# EXERCISE DETAILS
Below is the data. Give it again, complete and exact.

# TASK INPUTS
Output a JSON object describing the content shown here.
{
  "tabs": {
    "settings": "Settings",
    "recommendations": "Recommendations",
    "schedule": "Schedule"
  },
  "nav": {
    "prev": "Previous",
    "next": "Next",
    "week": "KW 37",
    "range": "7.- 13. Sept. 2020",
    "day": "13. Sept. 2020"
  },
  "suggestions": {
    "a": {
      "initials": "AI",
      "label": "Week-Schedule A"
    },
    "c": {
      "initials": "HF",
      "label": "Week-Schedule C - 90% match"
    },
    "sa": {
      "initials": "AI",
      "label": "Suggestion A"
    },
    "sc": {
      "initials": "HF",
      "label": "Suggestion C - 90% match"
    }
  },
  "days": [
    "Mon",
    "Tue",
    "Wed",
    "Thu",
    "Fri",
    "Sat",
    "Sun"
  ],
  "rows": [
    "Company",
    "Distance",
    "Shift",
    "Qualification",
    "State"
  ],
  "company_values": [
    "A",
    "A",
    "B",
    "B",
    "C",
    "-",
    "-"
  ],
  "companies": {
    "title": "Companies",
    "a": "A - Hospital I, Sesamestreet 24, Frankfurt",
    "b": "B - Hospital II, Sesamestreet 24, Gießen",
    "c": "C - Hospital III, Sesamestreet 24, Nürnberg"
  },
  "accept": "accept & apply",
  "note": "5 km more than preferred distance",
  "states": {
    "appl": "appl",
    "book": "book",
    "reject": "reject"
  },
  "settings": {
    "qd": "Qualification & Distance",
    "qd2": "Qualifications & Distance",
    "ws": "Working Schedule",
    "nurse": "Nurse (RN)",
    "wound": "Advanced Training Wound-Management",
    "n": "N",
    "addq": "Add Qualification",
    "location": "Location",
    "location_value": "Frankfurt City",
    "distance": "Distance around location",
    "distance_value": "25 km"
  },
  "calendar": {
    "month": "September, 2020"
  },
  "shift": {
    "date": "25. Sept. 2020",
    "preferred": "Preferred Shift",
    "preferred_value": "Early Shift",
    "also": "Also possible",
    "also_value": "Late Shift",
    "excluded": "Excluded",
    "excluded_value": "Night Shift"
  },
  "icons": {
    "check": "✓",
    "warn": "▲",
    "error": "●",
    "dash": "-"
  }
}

# CORRECT ANSWER
Output a JSON object describing the content shown here.
{
  "tabs": {
    "settings": "Settings",
    "recommendations": "Recommendations",
    "schedule": "Schedule"
  },
  "nav": {
    "prev": "Previous",
    "next": "Next",
    "week": "KW 37",
    "range": "7.- 13. Sept. 2020",
    "day": "13. Sept. 2020"
  },
  "suggestions": {
    "a": {
      "initials": "AI",
      "label": "Week-Schedule A"
    },
    "c": {
      "initials": "HF",
      "label": "Week-Schedule C - 90% match"
    },
    "sa": {
      "initials": "AI",
      "label": "Suggestion A"
    },
    "sc": {
      "initials": "HF",
      "label": "Suggestion C - 90% match"
    }
  },
  "days": [
    "Mon",
    "Tue",
    "Wed",
    "Thu",
    "Fri",
    "Sat",
    "Sun"
  ],
  "rows": [
    "Company",
    "Distance",
    "Shift",
    "Qualification",
    "State"
  ],
  "company_values": [
    "A",
    "A",
    "B",
    "B",
    "C",
    "-",
    "-"
  ],
  "companies": {
    "title": "Companies",
    "a": "A - Hospital I, Sesamestreet 24, Frankfurt",
    "b": "B - Hospital II, Sesamestreet 24, Gießen",
    "c": "C - Hospital III, Sesamestreet 24, Nürnberg"
  },
  "accept": "accept & apply",
  "note": "5 km more than preferred distance",
  "states": {
    "appl": "appl",
    "book": "book",
    "reject": "reject"
  },
  "settings": {
    "qd": "Qualification & Distance",
    "qd2": "Qualifications & Distance",
    "ws": "Working Schedule",
    "nurse": "Nurse (RN)",
    "wound": "Advanced Training Wound-Management",
    "n": "N",
    "addq": "Add Qualification",
    "location": "Location",
    "location_value": "Frankfurt City",
    "distance": "Distance around location",
    "distance_value": "25 km"
  },
  "calendar": {
    "month": "September, 2020"
  },
  "shift": {
    "date": "25. Sept. 2020",
    "preferred": "Preferred Shift",
    "preferred_value": "Early Shift",
    "also": "Also possible",
    "also_value": "Late Shift",
    "excluded": "Excluded",
    "excluded_value": "Night Shift"
  },
  "icons": {
    "check": "✓",
    "warn": "▲",
    "error": "●",
    "dash": "-"
  }
}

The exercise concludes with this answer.